> _What to do_
Pick out all lines with the word "control" from the records that follow.

[Items from a dataset]

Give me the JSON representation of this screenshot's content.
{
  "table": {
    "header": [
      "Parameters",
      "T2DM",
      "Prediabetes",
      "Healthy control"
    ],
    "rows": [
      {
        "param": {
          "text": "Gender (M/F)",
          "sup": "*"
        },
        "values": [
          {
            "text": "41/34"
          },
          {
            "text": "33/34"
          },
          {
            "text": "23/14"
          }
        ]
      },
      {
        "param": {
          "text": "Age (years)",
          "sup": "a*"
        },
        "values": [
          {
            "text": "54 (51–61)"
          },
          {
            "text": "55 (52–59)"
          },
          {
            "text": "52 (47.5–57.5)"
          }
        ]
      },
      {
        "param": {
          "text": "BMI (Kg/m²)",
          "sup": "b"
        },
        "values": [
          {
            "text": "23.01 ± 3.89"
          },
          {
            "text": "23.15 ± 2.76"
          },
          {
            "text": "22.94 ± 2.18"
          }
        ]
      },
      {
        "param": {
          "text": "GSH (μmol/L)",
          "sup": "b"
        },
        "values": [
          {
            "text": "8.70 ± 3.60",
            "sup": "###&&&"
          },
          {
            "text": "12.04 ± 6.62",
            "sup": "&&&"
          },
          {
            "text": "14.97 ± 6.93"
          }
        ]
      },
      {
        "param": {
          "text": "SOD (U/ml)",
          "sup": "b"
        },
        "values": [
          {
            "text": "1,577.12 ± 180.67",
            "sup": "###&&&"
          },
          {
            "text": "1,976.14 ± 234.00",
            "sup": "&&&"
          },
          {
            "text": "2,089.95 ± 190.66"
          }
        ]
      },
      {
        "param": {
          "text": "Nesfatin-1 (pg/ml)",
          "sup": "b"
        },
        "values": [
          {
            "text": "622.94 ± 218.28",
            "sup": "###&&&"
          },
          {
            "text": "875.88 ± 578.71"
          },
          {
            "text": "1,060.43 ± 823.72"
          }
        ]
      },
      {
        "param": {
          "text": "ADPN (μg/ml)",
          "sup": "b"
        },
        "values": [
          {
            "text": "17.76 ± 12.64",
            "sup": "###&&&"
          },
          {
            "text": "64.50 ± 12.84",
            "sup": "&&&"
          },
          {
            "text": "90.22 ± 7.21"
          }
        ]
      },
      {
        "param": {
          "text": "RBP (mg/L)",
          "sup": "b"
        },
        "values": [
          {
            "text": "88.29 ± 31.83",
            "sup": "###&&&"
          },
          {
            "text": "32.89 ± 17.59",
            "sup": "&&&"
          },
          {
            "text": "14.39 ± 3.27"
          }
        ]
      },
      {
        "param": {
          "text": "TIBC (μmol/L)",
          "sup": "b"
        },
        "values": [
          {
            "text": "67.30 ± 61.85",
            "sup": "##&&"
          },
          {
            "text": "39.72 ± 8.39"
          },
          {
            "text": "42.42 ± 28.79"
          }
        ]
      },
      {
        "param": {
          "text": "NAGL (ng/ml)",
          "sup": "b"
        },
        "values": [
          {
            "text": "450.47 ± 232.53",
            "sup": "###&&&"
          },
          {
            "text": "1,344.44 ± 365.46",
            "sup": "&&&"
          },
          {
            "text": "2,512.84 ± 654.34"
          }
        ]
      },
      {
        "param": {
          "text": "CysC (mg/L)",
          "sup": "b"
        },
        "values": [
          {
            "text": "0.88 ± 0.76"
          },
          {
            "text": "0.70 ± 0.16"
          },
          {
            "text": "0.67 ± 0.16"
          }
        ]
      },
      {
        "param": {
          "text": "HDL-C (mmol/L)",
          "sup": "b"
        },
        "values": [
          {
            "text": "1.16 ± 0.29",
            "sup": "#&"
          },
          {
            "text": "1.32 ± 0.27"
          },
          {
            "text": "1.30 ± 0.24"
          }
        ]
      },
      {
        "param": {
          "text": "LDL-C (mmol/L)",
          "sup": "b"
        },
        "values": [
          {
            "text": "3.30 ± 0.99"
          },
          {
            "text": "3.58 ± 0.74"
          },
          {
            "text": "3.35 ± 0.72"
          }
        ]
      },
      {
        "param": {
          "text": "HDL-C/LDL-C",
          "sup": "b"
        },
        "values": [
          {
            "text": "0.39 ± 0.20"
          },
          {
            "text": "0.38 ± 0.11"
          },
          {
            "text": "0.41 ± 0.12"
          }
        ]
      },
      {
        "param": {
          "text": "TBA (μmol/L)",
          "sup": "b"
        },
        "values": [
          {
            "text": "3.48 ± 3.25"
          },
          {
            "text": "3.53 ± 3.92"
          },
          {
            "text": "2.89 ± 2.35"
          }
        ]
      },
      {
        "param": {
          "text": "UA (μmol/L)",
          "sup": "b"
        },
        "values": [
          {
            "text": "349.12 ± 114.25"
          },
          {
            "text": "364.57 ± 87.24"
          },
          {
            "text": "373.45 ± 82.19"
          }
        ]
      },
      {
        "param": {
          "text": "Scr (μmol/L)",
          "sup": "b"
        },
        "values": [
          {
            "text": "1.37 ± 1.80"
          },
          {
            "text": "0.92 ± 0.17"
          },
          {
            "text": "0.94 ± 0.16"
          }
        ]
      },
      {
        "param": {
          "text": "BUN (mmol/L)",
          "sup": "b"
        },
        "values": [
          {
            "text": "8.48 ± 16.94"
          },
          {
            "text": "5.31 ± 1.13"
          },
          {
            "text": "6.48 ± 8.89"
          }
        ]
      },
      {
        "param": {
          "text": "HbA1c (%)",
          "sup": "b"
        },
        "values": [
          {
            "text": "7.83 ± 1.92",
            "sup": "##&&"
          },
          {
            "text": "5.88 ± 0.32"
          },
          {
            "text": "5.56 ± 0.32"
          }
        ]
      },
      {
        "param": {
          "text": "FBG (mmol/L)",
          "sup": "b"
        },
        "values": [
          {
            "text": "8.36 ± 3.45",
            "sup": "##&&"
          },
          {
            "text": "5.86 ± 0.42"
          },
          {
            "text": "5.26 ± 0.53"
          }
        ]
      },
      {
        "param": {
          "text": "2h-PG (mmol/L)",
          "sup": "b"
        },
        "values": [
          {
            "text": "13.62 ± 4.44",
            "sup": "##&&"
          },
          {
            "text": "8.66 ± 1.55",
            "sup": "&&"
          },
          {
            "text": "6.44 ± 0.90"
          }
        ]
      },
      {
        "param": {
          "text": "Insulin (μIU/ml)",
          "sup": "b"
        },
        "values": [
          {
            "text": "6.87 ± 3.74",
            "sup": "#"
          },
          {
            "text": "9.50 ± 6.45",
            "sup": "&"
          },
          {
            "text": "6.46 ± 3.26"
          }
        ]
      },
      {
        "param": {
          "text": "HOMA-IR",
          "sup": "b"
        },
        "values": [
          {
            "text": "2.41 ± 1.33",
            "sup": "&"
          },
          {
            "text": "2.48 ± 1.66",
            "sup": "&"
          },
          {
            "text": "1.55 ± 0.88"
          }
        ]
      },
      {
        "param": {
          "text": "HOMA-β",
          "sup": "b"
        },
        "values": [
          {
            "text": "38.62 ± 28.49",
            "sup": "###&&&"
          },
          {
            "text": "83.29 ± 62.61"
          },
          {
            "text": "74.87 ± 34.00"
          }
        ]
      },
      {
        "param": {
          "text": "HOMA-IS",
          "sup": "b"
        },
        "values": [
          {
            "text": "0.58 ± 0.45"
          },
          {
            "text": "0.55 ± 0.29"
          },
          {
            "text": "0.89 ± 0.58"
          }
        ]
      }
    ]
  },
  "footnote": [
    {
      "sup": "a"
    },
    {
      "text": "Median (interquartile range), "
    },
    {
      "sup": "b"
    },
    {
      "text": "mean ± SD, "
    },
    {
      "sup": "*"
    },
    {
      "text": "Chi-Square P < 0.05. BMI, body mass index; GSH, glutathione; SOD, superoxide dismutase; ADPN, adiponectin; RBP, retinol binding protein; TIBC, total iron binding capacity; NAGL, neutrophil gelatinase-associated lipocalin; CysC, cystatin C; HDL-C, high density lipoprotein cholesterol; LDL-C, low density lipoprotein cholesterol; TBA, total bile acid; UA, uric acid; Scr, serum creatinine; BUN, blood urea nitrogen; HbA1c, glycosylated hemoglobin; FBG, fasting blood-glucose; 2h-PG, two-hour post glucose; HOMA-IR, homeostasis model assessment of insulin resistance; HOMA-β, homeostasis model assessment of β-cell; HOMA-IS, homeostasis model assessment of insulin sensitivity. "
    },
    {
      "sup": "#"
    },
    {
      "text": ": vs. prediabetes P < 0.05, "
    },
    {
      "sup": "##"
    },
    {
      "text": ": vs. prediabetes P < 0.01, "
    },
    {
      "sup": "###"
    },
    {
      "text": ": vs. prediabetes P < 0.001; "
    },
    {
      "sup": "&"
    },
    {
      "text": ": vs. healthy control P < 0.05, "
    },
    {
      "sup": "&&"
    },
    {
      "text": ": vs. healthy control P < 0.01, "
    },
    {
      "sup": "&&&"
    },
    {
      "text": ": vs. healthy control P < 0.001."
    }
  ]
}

> _Your response_
      "Healthy control"
      "text": ": vs. healthy control P < 0.05, "
      "text": ": vs. healthy control P < 0.01, "
      "text": ": vs. healthy control P < 0.001."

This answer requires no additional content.